**Figure contents as structured data**

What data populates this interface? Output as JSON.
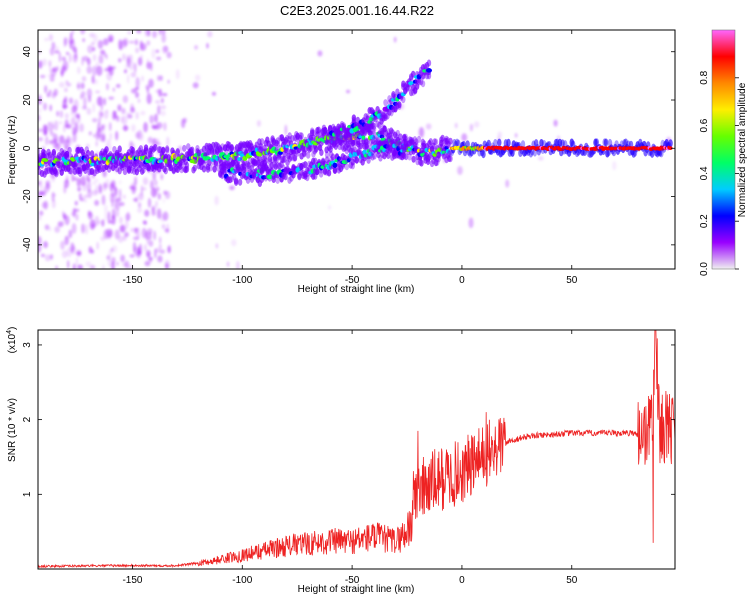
{
  "figure_title": "C2E3.2025.001.16.44.R22",
  "colorbar": {
    "label": "Normalized spectral amplitude",
    "ticks": [
      "0.0",
      "0.2",
      "0.4",
      "0.6",
      "0.8"
    ],
    "colors": [
      "#f0f0f0",
      "#9900ff",
      "#0000ff",
      "#00ccff",
      "#00ff66",
      "#66ff00",
      "#ffee00",
      "#ff8800",
      "#ff0000",
      "#ff66ff"
    ]
  },
  "chart_data": [
    {
      "type": "heatmap",
      "title": "",
      "xlabel": "Height of straight line (km)",
      "ylabel": "Frequency (Hz)",
      "xlim": [
        -193,
        97
      ],
      "ylim": [
        -50,
        49
      ],
      "xticks": [
        -150,
        -100,
        -50,
        0,
        50
      ],
      "yticks": [
        -40,
        -20,
        0,
        20,
        40
      ],
      "colorscale_range": [
        0,
        1
      ],
      "ridges": [
        {
          "name": "main",
          "points": [
            [
              -193,
              -6
            ],
            [
              -150,
              -5
            ],
            [
              -120,
              -4
            ],
            [
              -100,
              -3
            ],
            [
              -80,
              0
            ],
            [
              -60,
              4
            ],
            [
              -45,
              6
            ],
            [
              -35,
              4
            ],
            [
              -25,
              0
            ],
            [
              -15,
              -2
            ],
            [
              -5,
              0
            ],
            [
              0,
              0
            ],
            [
              10,
              0
            ],
            [
              50,
              0
            ],
            [
              95,
              0
            ]
          ]
        },
        {
          "name": "lower-branch",
          "points": [
            [
              -110,
              -10
            ],
            [
              -90,
              -11
            ],
            [
              -70,
              -9
            ],
            [
              -55,
              -5
            ],
            [
              -45,
              -2
            ],
            [
              -35,
              0
            ],
            [
              -25,
              -1
            ]
          ]
        },
        {
          "name": "upper-branch",
          "points": [
            [
              -60,
              5
            ],
            [
              -45,
              10
            ],
            [
              -38,
              14
            ],
            [
              -30,
              20
            ],
            [
              -22,
              27
            ],
            [
              -15,
              33
            ]
          ]
        }
      ]
    },
    {
      "type": "line",
      "title": "",
      "xlabel": "Height of straight line (km)",
      "ylabel": "SNR (10 * v/v)",
      "scale_note": "(x10",
      "scale_exp": "4",
      "xlim": [
        -193,
        97
      ],
      "ylim": [
        0,
        3.2
      ],
      "xticks": [
        -150,
        -100,
        -50,
        0,
        50
      ],
      "yticks": [
        1,
        2,
        3
      ],
      "line_color": "#ee2222",
      "envelope": {
        "x": [
          -193,
          -160,
          -130,
          -115,
          -100,
          -80,
          -60,
          -50,
          -40,
          -30,
          -25,
          -22,
          -20,
          -10,
          0,
          10,
          20,
          30,
          40,
          50,
          60,
          70,
          80,
          85,
          87,
          88,
          90,
          97
        ],
        "y": [
          0.02,
          0.03,
          0.03,
          0.08,
          0.15,
          0.25,
          0.3,
          0.3,
          0.35,
          0.3,
          0.4,
          0.9,
          1.05,
          1.2,
          1.3,
          1.5,
          1.7,
          1.78,
          1.8,
          1.82,
          1.82,
          1.82,
          1.82,
          1.85,
          2.2,
          3.2,
          1.9,
          1.9
        ]
      },
      "spikes": [
        {
          "x": -20,
          "y": 1.85
        },
        {
          "x": 11,
          "y": 2.1
        },
        {
          "x": 88,
          "y": 3.2
        },
        {
          "x": 87,
          "y": 0.35
        }
      ]
    }
  ]
}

**PROBLEM TO WORK ON**
Copy every line above in which the string "ylabel" shows up.

**TASK SOLUTION**
      "ylabel": "Frequency (Hz)",
      "ylabel": "SNR (10 * v/v)",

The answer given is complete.